Examine the material below. Gather every line in which the string "document" appears.

── Task input ──

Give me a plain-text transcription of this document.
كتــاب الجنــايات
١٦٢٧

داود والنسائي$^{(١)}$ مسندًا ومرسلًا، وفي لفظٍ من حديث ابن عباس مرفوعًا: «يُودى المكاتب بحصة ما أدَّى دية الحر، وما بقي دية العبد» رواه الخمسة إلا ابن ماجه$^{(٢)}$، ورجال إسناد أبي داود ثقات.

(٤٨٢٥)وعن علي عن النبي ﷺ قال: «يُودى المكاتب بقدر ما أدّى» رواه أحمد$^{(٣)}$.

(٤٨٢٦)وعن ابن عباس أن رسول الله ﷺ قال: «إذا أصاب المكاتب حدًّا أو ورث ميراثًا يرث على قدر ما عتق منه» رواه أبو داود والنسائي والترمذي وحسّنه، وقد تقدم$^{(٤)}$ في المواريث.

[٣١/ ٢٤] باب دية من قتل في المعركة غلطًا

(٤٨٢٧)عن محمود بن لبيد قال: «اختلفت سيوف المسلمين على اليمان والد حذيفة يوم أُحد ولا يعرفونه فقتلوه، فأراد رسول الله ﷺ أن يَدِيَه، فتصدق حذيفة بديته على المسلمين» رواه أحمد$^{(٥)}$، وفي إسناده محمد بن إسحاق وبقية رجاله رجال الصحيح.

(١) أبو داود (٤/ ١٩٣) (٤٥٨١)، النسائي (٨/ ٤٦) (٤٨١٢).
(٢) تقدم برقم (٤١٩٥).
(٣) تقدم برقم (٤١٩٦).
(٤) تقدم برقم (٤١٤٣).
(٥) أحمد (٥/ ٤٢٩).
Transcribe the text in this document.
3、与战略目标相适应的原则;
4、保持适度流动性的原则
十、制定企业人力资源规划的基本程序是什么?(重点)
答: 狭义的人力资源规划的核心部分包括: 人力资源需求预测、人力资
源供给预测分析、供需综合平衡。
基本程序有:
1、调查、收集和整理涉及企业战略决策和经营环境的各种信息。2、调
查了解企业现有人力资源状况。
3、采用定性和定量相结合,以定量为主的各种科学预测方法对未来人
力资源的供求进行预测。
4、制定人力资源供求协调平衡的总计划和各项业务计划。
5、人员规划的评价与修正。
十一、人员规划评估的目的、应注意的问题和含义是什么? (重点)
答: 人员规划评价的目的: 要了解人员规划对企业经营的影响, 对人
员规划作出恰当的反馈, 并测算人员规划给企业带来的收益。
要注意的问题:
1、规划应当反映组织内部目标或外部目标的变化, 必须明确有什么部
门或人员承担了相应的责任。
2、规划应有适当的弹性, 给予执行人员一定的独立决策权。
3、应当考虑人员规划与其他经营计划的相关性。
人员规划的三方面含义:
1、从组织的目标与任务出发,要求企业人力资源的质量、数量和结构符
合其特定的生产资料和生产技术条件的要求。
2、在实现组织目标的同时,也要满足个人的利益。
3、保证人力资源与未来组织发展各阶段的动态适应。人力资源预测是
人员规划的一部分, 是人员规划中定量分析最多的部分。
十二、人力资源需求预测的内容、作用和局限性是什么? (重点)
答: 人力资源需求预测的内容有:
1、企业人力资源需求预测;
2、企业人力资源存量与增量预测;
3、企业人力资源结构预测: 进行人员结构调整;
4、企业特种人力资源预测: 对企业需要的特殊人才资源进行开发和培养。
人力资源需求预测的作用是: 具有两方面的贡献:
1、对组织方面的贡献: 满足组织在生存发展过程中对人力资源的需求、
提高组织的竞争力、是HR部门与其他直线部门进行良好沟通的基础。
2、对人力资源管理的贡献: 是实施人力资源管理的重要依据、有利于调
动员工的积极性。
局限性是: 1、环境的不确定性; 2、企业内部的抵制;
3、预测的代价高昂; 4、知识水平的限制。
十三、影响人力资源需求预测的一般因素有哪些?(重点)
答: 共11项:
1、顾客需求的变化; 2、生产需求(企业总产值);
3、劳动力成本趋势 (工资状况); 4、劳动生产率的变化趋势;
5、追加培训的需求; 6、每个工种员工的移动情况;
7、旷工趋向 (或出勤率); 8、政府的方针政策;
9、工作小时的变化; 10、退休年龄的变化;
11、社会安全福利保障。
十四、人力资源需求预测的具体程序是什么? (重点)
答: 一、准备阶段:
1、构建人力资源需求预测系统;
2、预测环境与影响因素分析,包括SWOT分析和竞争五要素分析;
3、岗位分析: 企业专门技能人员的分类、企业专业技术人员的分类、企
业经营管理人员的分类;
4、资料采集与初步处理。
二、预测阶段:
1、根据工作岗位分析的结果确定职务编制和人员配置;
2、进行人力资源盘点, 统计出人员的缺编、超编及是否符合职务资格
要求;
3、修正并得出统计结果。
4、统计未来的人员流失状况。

───

Solution for this exercise:
Give me a plain-text transcription of this document.
Transcribe the text in this document.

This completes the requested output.